--- Supplied records ---

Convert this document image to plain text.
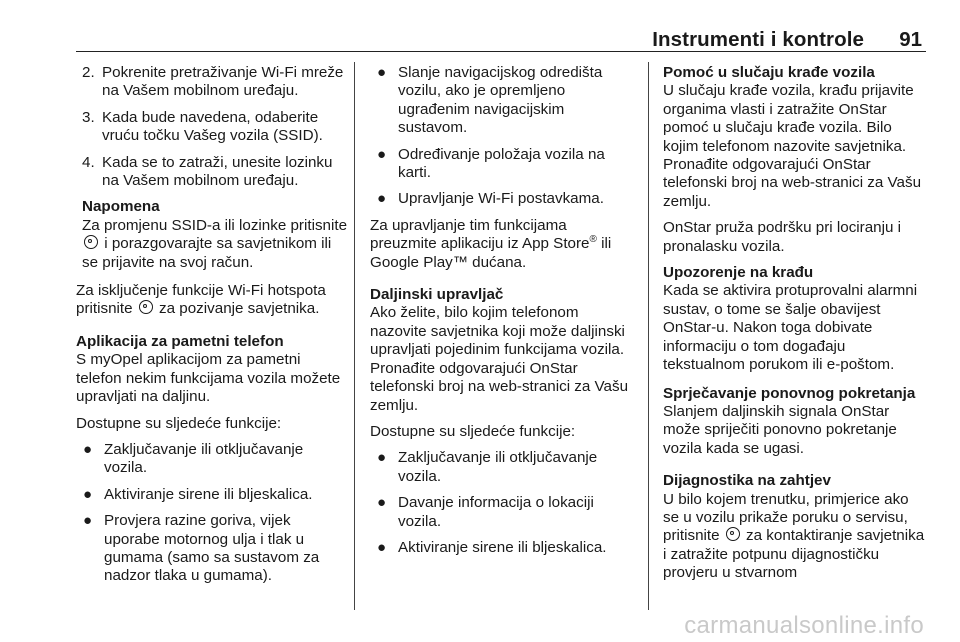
Instrumenti i kontrole 91
2. Pokrenite pretraživanje Wi-Fi mreže na Vašem mobilnom uređaju.
3. Kada bude navedena, odaberite vruću točku Vašeg vozila (SSID).
4. Kada se to zatraži, unesite lozinku na Vašem mobilnom uređaju.
Napomena
Za promjenu SSID-a ili lozinke pritisnite  i porazgovarajte sa savjetnikom ili se prijavite na svoj račun.

Za isključenje funkcije Wi-Fi hotspota pritisnite za pozivanje savjetnika.

Aplikacija za pametni telefon

S myOpel aplikacijom za pametni telefon nekim funkcijama vozila možete upravljati na daljinu.

Dostupne su sljedeće funkcije:

● Zaključavanje ili otključavanje vozila.
● Aktiviranje sirene ili bljeskalica.
● Provjera razine goriva, vijek uporabe motornog ulja i tlak u gumama (samo sa sustavom za nadzor tlaka u gumama).
● Slanje navigacijskog odredišta vozilu, ako je opremljeno ugrađenim navigacijskim sustavom.
● Određivanje položaja vozila na karti.
● Upravljanje Wi-Fi postavkama.

Za upravljanje tim funkcijama preuzmite aplikaciju iz App Store® ili Google Play™ dućana.

Daljinski upravljač

Ako želite, bilo kojim telefonom nazovite savjetnika koji može daljinski upravljati pojedinim funkcijama vozila. Pronađite odgovarajući OnStar telefonski broj na web-stranici za Vašu zemlju.

Dostupne su sljedeće funkcije:

● Zaključavanje ili otključavanje vozila.
● Davanje informacija o lokaciji vozila.
● Aktiviranje sirene ili bljeskalica.
Pomoć u slučaju krađe vozila

U slučaju krađe vozila, krađu prijavite organima vlasti i zatražite OnStar pomoć u slučaju krađe vozila. Bilo kojim telefonom nazovite savjetnika. Pronađite odgovarajući OnStar telefonski broj na web-stranici za Vašu zemlju.

OnStar pruža podršku pri lociranju i pronalasku vozila.

Upozorenje na krađu
Kada se aktivira protuprovalni alarmni sustav, o tome se šalje obavijest OnStar-u. Nakon toga dobivate informaciju o tom događaju tekstualnom porukom ili e-poštom.
Sprječavanje ponovnog pokretanja
Slanjem daljinskih signala OnStar može spriječiti ponovno pokretanje vozila kada se ugasi.
Dijagnostika na zahtjev

U bilo kojem trenutku, primjerice ako se u vozilu prikaže poruku o servisu, pritisnite za kontaktiranje savjetnika i zatražite potpunu dijagnostičku provjeru u stvarnom

carmanualsonline.info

---

§ **Directions for this task**
From the listing, copy each line containing the word "broj".

§ **Result**
Ako želite, bilo kojim telefonom nazovite savjetnika koji može daljinski upravljati pojedinim funkcijama vozila. Pronađite odgovarajući OnStar telefonski broj na web-stranici za Vašu zemlju.
U slučaju krađe vozila, krađu prijavite organima vlasti i zatražite OnStar pomoć u slučaju krađe vozila. Bilo kojim telefonom nazovite savjetnika. Pronađite odgovarajući OnStar telefonski broj na web-stranici za Vašu zemlju.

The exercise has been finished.